§ Dataset records:
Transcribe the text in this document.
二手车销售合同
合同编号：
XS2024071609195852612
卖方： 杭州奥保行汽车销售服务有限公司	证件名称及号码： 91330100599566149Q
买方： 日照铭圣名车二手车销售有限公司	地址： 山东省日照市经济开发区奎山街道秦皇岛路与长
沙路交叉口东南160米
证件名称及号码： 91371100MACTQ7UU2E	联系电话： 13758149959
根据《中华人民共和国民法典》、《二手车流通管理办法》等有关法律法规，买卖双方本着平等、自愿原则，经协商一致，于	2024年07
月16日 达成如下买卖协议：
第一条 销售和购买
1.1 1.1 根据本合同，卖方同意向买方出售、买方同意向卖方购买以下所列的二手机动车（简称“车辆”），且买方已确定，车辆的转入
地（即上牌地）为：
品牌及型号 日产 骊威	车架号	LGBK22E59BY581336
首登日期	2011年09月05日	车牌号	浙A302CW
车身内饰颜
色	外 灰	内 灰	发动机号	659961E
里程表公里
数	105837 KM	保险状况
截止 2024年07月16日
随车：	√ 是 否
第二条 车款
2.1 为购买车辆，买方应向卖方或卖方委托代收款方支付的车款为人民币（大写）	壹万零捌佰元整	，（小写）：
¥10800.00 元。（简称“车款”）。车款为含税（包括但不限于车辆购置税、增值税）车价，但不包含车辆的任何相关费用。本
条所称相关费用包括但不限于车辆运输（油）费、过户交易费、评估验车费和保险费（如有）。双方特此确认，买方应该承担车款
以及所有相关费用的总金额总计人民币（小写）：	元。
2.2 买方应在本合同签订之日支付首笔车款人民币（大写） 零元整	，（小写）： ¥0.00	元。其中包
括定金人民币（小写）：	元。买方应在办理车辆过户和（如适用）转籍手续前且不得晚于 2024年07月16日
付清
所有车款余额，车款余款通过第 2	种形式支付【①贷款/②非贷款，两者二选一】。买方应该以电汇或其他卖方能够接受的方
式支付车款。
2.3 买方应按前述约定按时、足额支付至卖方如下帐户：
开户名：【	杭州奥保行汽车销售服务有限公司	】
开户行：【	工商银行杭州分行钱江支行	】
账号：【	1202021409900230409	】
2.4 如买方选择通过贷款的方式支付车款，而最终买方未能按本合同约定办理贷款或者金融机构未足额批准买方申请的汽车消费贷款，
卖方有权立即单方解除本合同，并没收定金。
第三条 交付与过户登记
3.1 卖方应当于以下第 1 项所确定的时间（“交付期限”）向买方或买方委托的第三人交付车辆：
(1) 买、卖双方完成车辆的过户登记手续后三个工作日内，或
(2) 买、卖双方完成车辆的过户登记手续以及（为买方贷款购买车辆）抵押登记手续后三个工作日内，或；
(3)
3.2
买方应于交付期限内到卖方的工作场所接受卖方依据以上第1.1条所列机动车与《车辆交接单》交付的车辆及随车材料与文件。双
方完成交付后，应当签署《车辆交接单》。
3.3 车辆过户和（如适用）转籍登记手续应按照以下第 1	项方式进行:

§ Description of the task:
Reproduce all of the material above word for word.

§ Expected answer:
Transcribe the text in this document.
二手车销售合同
合同编号：
XS2024071609195852612
卖方： 杭州奥保行汽车销售服务有限公司	证件名称及号码： 91330100599566149Q
买方： 日照铭圣名车二手车销售有限公司	地址： 山东省日照市经济开发区奎山街道秦皇岛路与长
沙路交叉口东南160米
证件名称及号码： 91371100MACTQ7UU2E	联系电话： 13758149959
根据《中华人民共和国民法典》、《二手车流通管理办法》等有关法律法规，买卖双方本着平等、自愿原则，经协商一致，于	2024年07
月16日 达成如下买卖协议：
第一条 销售和购买
1.1 1.1 根据本合同，卖方同意向买方出售、买方同意向卖方购买以下所列的二手机动车（简称“车辆”），且买方已确定，车辆的转入
地（即上牌地）为：
品牌及型号 日产 骊威	车架号	LGBK22E59BY581336
首登日期	2011年09月05日	车牌号	浙A302CW
车身内饰颜
色	外 灰	内 灰	发动机号	659961E
里程表公里
数	105837 KM	保险状况
截止 2024年07月16日
随车：	√ 是 否
第二条 车款
2.1 为购买车辆，买方应向卖方或卖方委托代收款方支付的车款为人民币（大写）	壹万零捌佰元整	，（小写）：
¥10800.00 元。（简称“车款”）。车款为含税（包括但不限于车辆购置税、增值税）车价，但不包含车辆的任何相关费用。本
条所称相关费用包括但不限于车辆运输（油）费、过户交易费、评估验车费和保险费（如有）。双方特此确认，买方应该承担车款
以及所有相关费用的总金额总计人民币（小写）：	元。
2.2 买方应在本合同签订之日支付首笔车款人民币（大写） 零元整	，（小写）： ¥0.00	元。其中包
括定金人民币（小写）：	元。买方应在办理车辆过户和（如适用）转籍手续前且不得晚于 2024年07月16日
付清
所有车款余额，车款余款通过第 2	种形式支付【①贷款/②非贷款，两者二选一】。买方应该以电汇或其他卖方能够接受的方
式支付车款。
2.3 买方应按前述约定按时、足额支付至卖方如下帐户：
开户名：【	杭州奥保行汽车销售服务有限公司	】
开户行：【	工商银行杭州分行钱江支行	】
账号：【	1202021409900230409	】
2.4 如买方选择通过贷款的方式支付车款，而最终买方未能按本合同约定办理贷款或者金融机构未足额批准买方申请的汽车消费贷款，
卖方有权立即单方解除本合同，并没收定金。
第三条 交付与过户登记
3.1 卖方应当于以下第 1 项所确定的时间（“交付期限”）向买方或买方委托的第三人交付车辆：
(1) 买、卖双方完成车辆的过户登记手续后三个工作日内，或
(2) 买、卖双方完成车辆的过户登记手续以及（为买方贷款购买车辆）抵押登记手续后三个工作日内，或；
(3)
3.2
买方应于交付期限内到卖方的工作场所接受卖方依据以上第1.1条所列机动车与《车辆交接单》交付的车辆及随车材料与文件。双
方完成交付后，应当签署《车辆交接单》。
3.3 车辆过户和（如适用）转籍登记手续应按照以下第 1	项方式进行:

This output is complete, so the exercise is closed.